WHAT THIS TASK INVOLVES —
Without including any images, reproduce each entry exactly.

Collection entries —
──────────

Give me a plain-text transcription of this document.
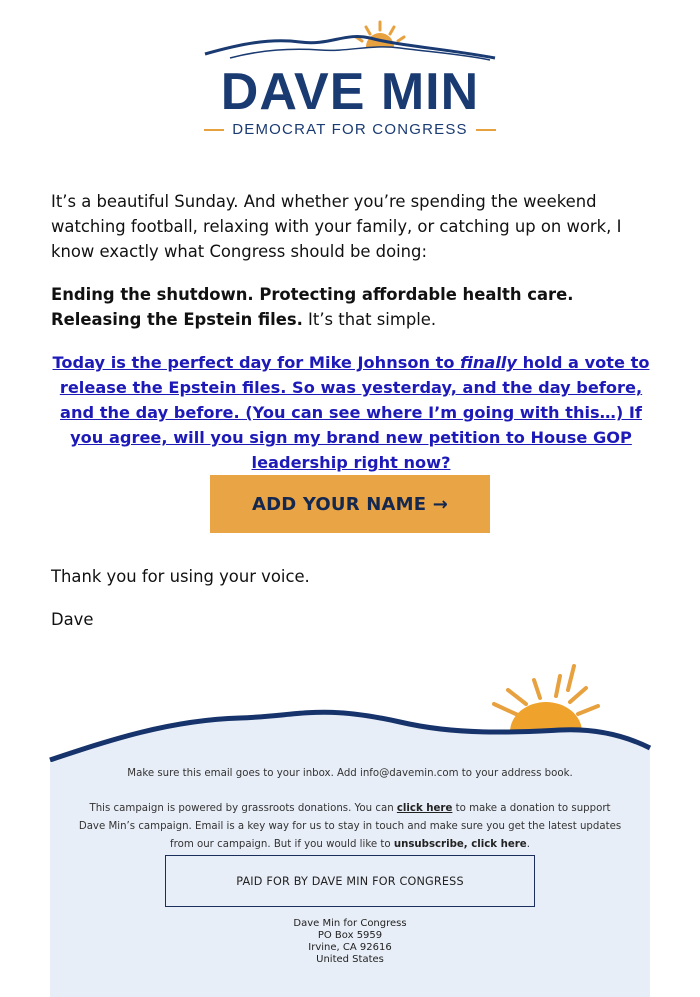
DAVE MIN
DEMOCRAT FOR CONGRESS
It’s a beautiful Sunday. And whether you’re spending the weekend watching football, relaxing with your family, or catching up on work, I know exactly what Congress should be doing:
Ending the shutdown. Protecting affordable health care. Releasing the Epstein files. It’s that simple.
Today is the perfect day for Mike Johnson to finally hold a vote to release the Epstein files. So was yesterday, and the day before, and the day before. (You can see where I’m going with this…) If you agree, will you sign my brand new petition to House GOP leadership right now?
ADD YOUR NAME →
Thank you for using your voice.
Dave
Make sure this email goes to your inbox. Add info@davemin.com to your address book.
This campaign is powered by grassroots donations. You can click here to make a donation to support Dave Min’s campaign. Email is a key way for us to stay in touch and make sure you get the latest updates from our campaign. But if you would like to unsubscribe, click here.
PAID FOR BY DAVE MIN FOR CONGRESS
Dave Min for Congress
PO Box 5959
Irvine, CA 92616
United States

──────────

SOLUTION TO THE PROBLEM —
Give me a plain-text transcription of this document.
DAVE MIN
DEMOCRAT FOR CONGRESS
It’s a beautiful Sunday. And whether you’re spending the weekend watching football, relaxing with your family, or catching up on work, I know exactly what Congress should be doing:
Ending the shutdown. Protecting affordable health care. Releasing the Epstein files. It’s that simple.
Today is the perfect day for Mike Johnson to finally hold a vote to release the Epstein files. So was yesterday, and the day before, and the day before. (You can see where I’m going with this…) If you agree, will you sign my brand new petition to House GOP leadership right now?
ADD YOUR NAME →
Thank you for using your voice.
Dave
Make sure this email goes to your inbox. Add info@davemin.com to your address book.
This campaign is powered by grassroots donations. You can click here to make a donation to support Dave Min’s campaign. Email is a key way for us to stay in touch and make sure you get the latest updates from our campaign. But if you would like to unsubscribe, click here.
PAID FOR BY DAVE MIN FOR CONGRESS
Dave Min for Congress
PO Box 5959
Irvine, CA 92616
United States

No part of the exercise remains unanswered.